* _WHAT TO DO_
Copy the data verbatim from the line containing "data-point [2171, 1256, 2193, 1270]" through the line containing "data-point [579, 578, 601, 663]", both included.

_ _ _ _ _ _ _

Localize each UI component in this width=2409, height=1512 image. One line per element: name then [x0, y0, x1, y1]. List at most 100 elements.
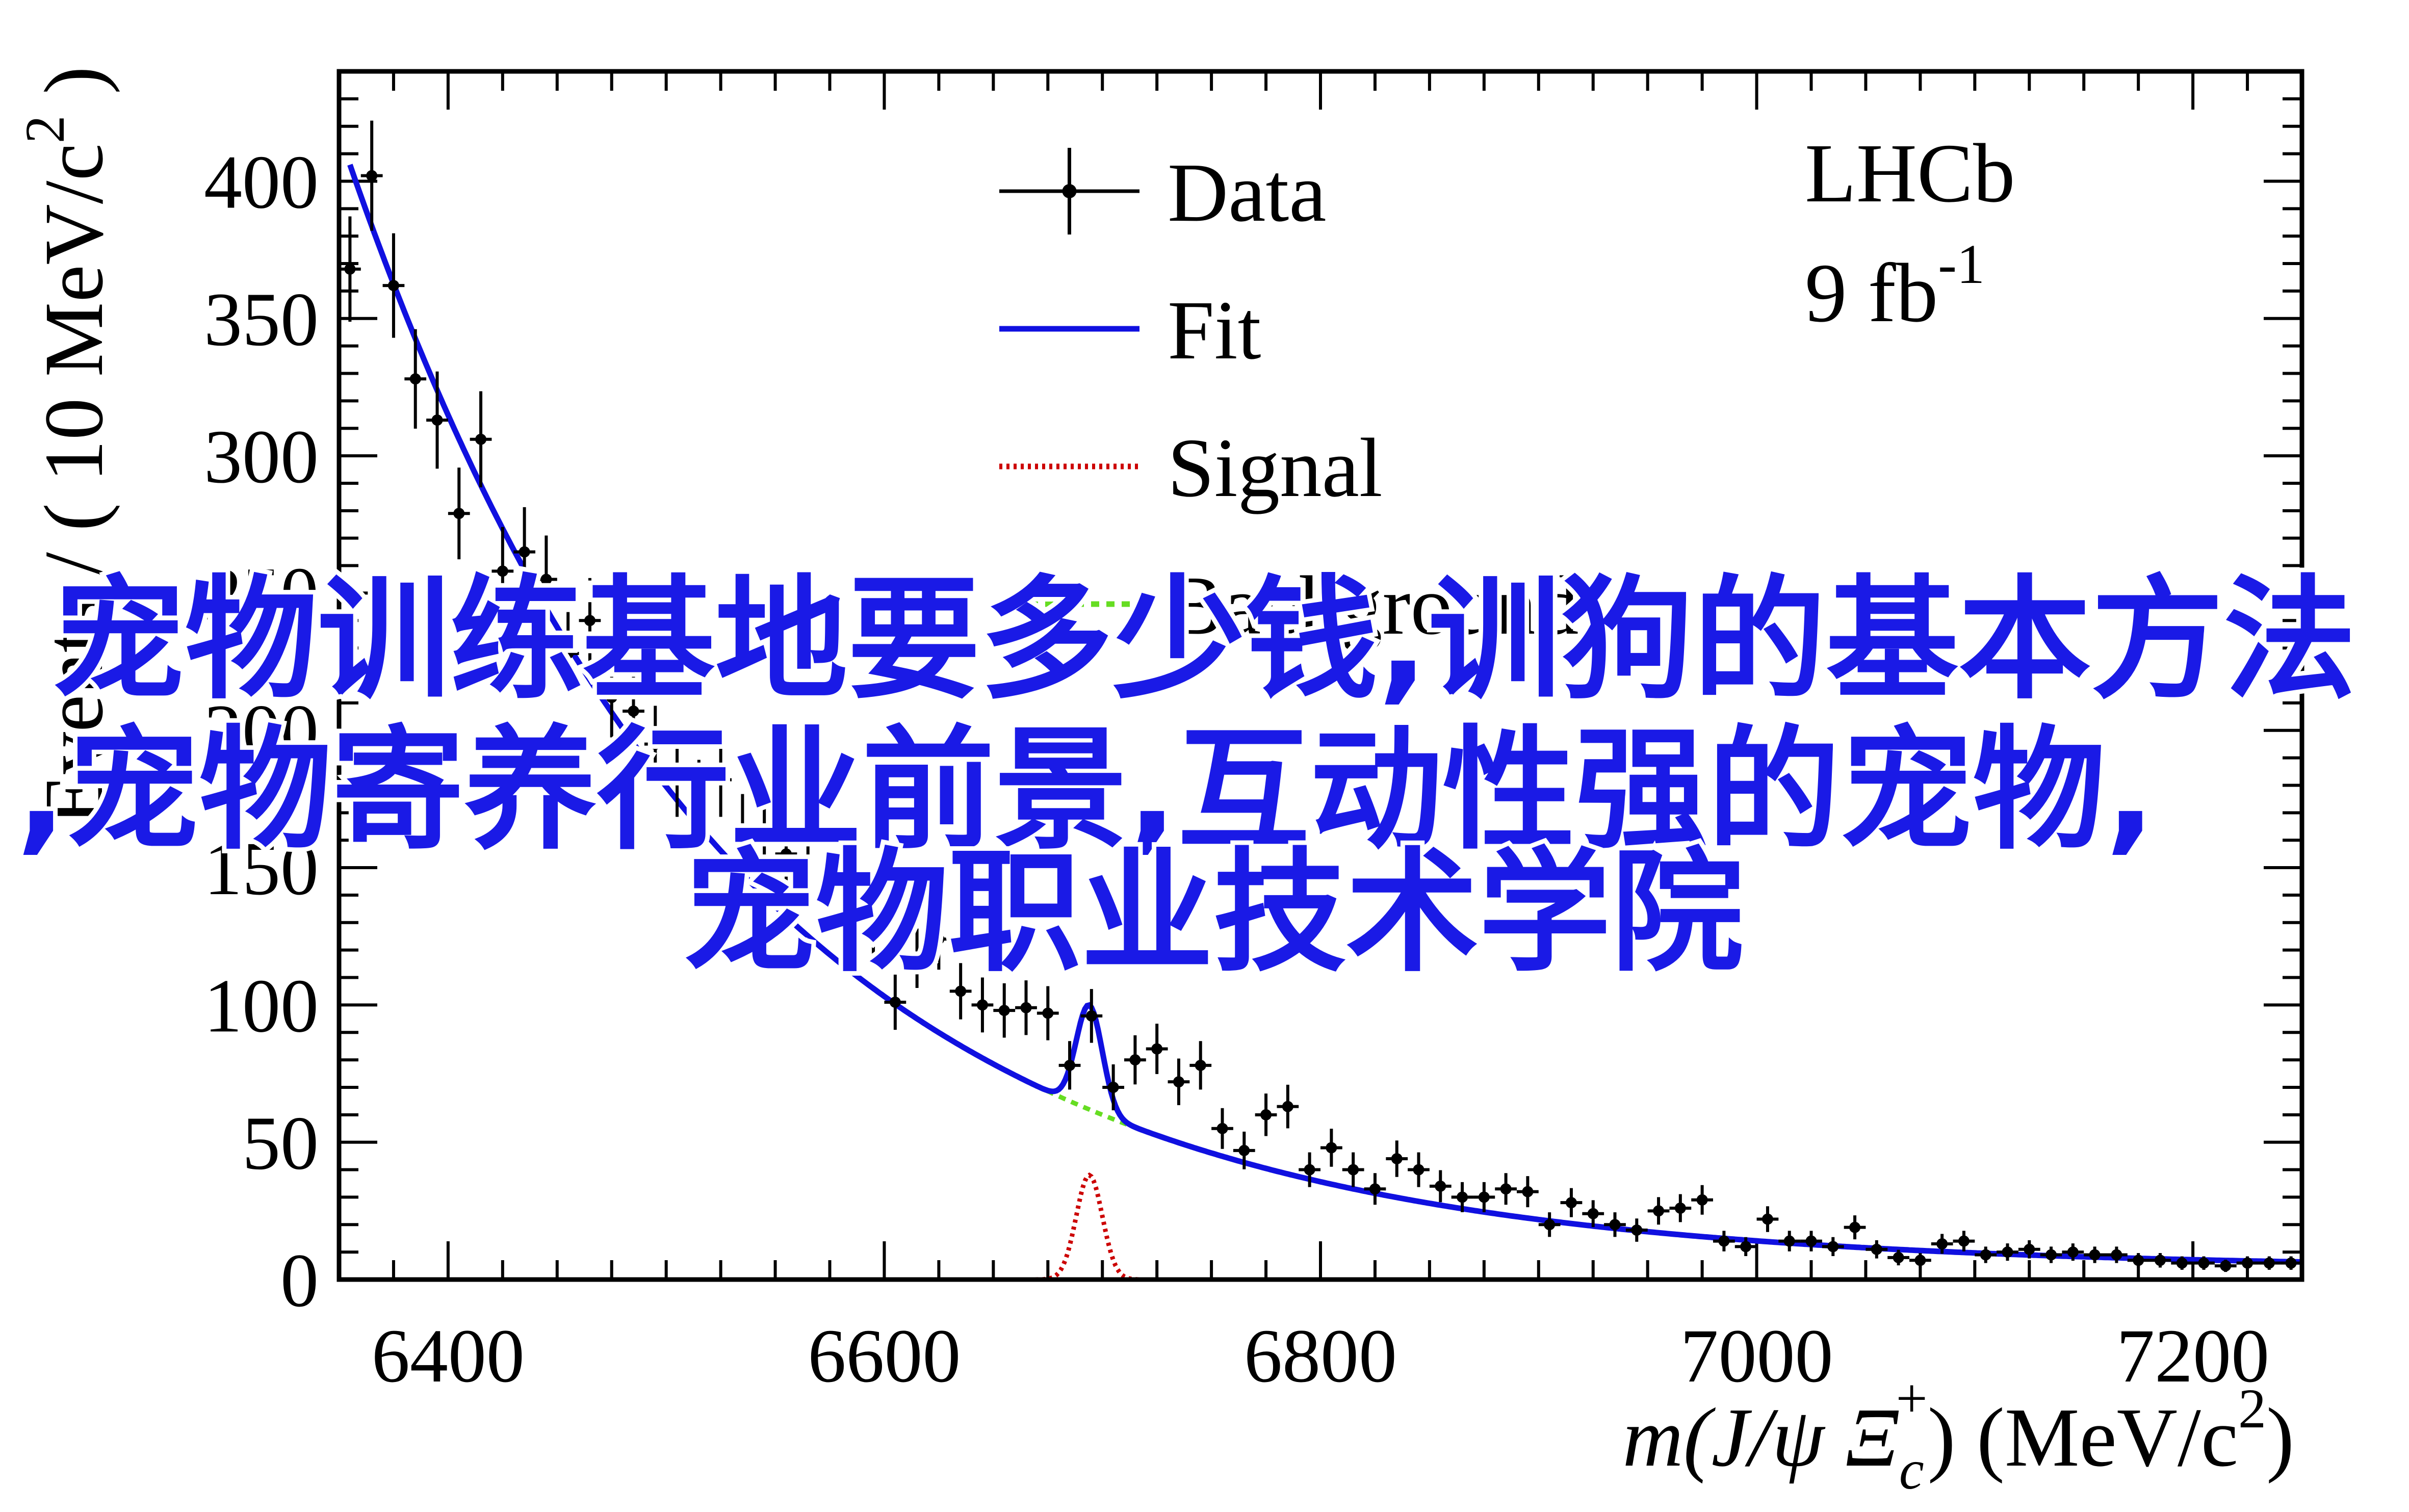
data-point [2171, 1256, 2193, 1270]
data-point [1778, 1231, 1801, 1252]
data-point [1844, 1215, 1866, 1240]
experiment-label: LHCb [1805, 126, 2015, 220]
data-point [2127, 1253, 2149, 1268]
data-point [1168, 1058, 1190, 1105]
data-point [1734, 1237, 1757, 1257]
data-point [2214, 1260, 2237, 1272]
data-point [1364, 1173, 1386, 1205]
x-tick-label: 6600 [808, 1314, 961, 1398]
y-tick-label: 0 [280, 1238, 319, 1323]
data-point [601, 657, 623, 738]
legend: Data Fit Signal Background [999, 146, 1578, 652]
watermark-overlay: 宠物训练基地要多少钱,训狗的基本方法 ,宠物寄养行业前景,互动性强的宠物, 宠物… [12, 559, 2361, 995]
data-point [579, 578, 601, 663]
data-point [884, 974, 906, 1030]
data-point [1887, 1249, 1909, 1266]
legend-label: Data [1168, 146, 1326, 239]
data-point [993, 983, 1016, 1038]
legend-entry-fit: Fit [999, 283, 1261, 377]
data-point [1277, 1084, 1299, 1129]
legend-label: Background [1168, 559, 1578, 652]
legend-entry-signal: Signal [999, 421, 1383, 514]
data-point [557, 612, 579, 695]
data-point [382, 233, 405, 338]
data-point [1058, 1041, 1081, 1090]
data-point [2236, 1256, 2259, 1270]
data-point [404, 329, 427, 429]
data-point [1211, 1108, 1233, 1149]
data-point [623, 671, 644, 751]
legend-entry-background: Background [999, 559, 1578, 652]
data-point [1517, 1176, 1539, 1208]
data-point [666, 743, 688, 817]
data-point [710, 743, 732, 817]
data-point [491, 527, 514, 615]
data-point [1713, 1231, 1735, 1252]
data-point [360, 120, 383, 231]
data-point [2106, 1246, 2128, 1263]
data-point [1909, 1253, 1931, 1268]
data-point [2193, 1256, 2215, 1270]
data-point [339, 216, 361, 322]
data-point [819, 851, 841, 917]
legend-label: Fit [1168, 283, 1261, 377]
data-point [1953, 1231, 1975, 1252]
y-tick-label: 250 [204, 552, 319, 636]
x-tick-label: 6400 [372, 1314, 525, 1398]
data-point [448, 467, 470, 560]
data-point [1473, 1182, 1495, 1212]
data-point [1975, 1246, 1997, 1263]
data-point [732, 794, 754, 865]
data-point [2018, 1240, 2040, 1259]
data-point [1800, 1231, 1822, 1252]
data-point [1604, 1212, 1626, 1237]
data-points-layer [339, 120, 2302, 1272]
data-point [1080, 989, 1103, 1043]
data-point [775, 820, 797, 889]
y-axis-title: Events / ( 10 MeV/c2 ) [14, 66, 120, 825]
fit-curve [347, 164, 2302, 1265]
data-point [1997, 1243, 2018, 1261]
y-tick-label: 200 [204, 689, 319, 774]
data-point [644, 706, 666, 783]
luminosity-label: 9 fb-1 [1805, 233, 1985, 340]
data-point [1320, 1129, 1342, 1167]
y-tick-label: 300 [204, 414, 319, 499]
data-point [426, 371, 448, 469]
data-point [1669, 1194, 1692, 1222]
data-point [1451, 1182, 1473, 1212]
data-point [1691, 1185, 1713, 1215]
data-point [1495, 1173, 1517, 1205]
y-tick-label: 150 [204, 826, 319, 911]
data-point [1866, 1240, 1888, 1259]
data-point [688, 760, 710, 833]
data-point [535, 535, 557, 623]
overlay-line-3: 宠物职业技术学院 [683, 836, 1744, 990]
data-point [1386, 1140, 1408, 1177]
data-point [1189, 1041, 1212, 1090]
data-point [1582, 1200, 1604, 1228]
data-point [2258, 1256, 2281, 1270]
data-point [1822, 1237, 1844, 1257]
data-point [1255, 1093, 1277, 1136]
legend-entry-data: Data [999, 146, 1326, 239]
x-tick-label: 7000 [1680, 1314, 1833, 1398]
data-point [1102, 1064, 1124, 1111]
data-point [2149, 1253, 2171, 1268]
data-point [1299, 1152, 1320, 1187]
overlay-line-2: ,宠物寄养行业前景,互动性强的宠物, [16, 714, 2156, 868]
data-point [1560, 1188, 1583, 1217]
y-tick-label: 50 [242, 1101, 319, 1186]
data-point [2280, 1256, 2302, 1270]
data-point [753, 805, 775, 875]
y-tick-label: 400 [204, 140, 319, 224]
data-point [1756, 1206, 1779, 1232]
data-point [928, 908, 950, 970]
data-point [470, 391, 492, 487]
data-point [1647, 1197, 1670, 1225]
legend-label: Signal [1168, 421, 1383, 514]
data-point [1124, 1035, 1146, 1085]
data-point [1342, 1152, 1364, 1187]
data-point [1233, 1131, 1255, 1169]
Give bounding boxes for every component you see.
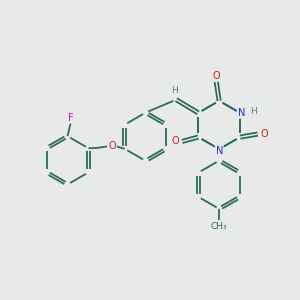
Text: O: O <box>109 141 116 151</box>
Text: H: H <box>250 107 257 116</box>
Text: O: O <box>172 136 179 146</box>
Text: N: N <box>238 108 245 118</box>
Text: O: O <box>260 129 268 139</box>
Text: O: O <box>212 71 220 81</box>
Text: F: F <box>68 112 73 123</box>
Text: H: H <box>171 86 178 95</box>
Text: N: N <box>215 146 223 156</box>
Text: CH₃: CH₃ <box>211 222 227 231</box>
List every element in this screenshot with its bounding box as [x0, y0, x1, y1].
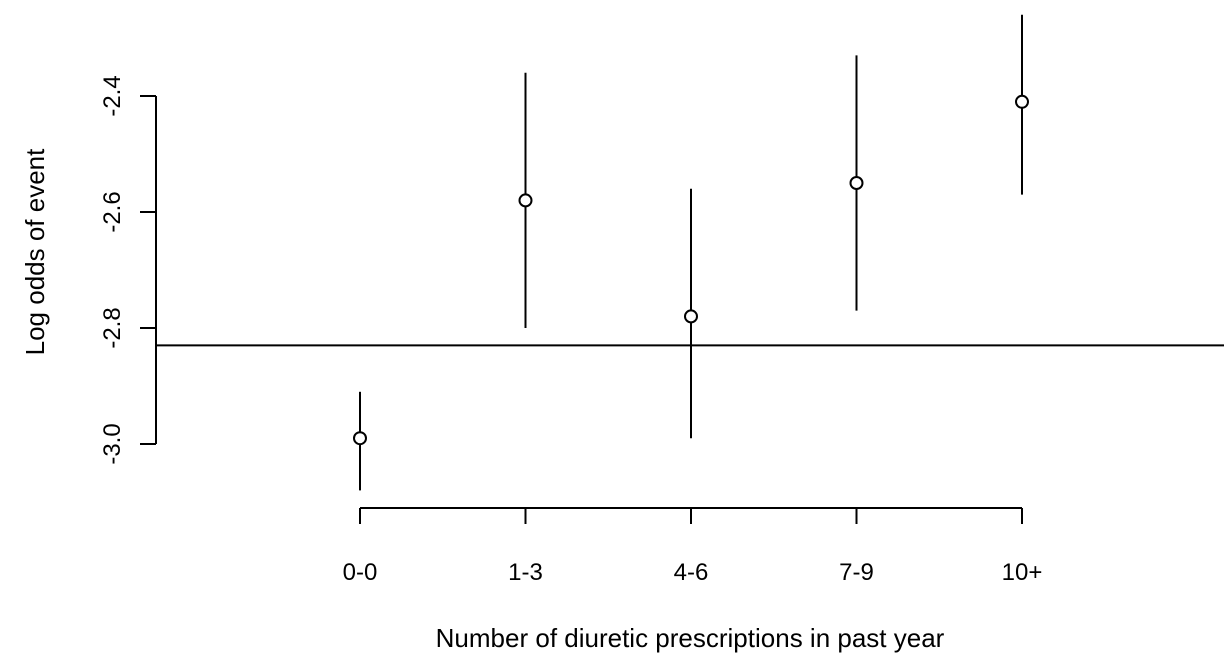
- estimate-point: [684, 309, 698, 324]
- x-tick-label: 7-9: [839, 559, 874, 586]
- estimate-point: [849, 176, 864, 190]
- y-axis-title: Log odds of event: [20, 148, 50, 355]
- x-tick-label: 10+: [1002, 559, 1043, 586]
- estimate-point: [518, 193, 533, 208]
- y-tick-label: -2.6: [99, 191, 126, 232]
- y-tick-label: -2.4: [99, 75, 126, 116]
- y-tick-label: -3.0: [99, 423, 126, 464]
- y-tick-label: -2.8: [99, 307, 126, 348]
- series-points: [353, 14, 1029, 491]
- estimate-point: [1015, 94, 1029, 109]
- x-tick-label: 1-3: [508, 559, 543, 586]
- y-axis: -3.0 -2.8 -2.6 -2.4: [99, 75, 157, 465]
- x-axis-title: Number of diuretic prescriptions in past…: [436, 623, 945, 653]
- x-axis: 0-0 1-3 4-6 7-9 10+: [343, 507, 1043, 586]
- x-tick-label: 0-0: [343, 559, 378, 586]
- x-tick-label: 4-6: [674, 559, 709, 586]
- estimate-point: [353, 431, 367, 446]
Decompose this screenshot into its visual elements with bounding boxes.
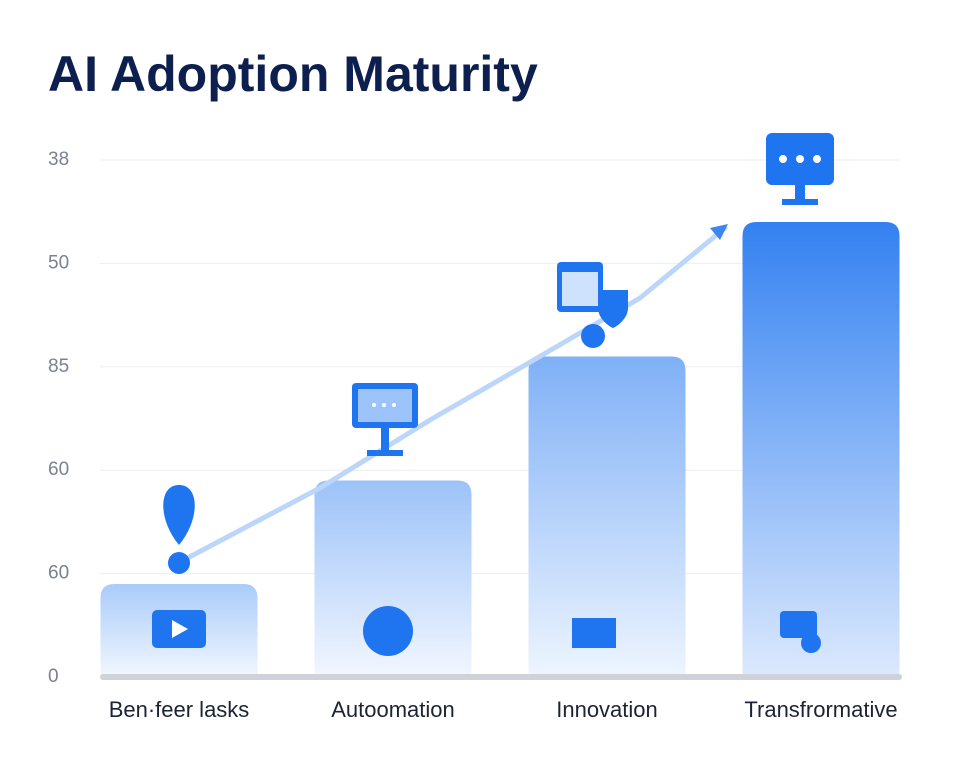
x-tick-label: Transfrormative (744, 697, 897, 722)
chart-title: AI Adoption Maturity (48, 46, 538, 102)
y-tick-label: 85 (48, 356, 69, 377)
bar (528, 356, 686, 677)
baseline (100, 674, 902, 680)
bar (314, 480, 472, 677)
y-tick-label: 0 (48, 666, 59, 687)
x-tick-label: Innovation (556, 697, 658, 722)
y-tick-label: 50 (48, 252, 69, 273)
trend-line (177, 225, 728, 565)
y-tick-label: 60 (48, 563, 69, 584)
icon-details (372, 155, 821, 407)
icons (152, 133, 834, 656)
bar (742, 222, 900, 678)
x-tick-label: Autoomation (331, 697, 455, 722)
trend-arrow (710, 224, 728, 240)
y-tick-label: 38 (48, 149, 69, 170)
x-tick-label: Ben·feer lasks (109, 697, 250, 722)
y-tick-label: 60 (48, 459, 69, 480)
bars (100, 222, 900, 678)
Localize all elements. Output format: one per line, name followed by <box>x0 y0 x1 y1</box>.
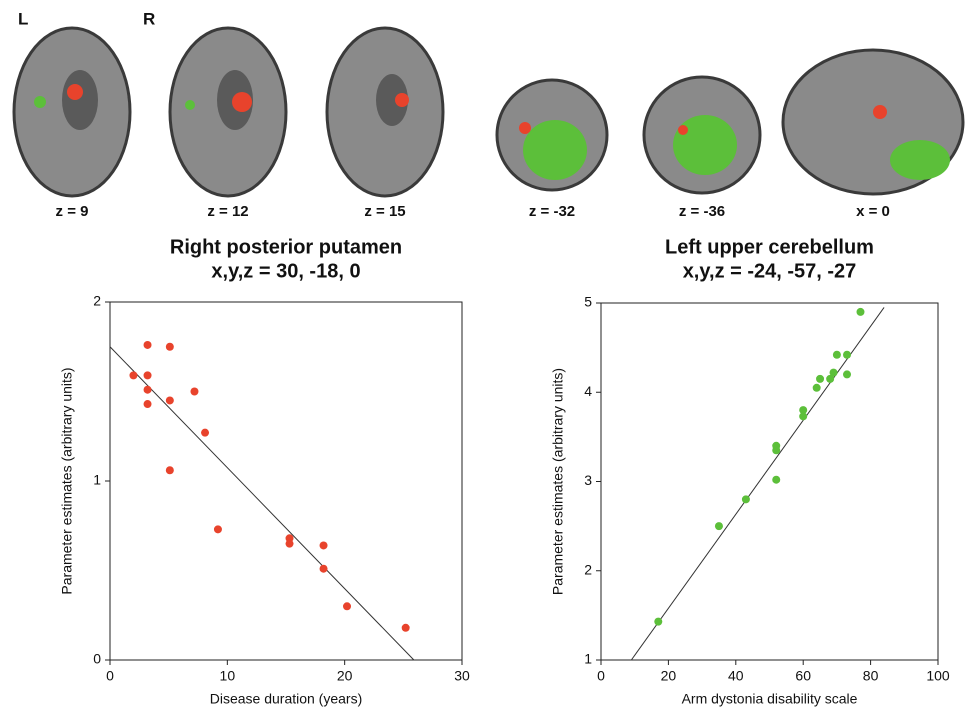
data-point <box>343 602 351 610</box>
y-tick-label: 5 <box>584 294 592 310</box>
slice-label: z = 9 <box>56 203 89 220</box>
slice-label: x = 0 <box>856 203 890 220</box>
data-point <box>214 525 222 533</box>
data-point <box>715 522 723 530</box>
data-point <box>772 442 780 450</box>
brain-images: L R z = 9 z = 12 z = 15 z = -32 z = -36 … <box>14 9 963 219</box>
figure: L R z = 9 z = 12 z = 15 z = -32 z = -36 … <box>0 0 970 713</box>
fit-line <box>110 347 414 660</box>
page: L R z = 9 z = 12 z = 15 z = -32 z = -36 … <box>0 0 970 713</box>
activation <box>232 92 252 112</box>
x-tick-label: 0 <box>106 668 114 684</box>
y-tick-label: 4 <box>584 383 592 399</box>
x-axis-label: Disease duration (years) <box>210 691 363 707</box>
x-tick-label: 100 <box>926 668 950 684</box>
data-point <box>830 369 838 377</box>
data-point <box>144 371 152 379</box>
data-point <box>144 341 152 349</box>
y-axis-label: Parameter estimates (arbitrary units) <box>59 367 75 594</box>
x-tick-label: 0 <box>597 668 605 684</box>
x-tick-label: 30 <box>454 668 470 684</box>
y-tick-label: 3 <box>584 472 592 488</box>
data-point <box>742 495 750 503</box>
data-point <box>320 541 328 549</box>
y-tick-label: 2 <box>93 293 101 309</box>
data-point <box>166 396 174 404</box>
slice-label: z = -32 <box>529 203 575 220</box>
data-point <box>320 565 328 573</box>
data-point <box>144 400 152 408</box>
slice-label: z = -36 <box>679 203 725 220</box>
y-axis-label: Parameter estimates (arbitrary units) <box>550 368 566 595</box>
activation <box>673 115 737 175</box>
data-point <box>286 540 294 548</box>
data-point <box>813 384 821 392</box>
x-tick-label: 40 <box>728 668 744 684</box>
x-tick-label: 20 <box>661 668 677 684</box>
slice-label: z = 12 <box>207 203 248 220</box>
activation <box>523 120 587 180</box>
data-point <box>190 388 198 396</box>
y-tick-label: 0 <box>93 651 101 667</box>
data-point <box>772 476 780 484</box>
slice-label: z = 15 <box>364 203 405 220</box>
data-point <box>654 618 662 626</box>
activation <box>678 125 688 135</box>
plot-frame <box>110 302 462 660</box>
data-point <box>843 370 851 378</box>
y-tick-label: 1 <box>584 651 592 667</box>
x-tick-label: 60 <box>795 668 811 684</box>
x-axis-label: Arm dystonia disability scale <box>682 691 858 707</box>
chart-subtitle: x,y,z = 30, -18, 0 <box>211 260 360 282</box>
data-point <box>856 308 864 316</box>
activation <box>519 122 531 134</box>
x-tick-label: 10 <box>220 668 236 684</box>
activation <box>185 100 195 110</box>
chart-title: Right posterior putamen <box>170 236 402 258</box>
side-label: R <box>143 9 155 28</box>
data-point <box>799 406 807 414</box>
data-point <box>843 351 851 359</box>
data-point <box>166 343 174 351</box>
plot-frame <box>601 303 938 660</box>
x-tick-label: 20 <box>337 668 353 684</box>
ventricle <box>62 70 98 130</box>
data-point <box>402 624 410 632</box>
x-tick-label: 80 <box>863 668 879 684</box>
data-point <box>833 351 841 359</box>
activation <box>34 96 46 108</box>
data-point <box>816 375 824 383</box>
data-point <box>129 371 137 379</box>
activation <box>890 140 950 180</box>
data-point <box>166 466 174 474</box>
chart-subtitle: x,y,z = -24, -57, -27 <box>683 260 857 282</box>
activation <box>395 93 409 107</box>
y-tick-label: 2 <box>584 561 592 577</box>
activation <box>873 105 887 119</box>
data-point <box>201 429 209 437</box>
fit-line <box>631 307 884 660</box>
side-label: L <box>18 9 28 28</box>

_ _ _ _ _ _ _

* _ANSWER FOR THIS EXERCISE_
data-point [2171, 1256, 2193, 1270]
data-point [1778, 1231, 1801, 1252]
data-point [1844, 1215, 1866, 1240]
experiment-label: LHCb [1805, 126, 2015, 220]
data-point [2127, 1253, 2149, 1268]
data-point [1168, 1058, 1190, 1105]
data-point [1734, 1237, 1757, 1257]
data-point [2214, 1260, 2237, 1272]
data-point [1364, 1173, 1386, 1205]
x-tick-label: 6600 [808, 1314, 961, 1398]
y-tick-label: 0 [280, 1238, 319, 1323]
data-point [601, 657, 623, 738]
legend: Data Fit Signal Background [999, 146, 1578, 652]
watermark-overlay: 宠物训练基地要多少钱,训狗的基本方法 ,宠物寄养行业前景,互动性强的宠物, 宠物… [12, 559, 2361, 995]
data-point [579, 578, 601, 663]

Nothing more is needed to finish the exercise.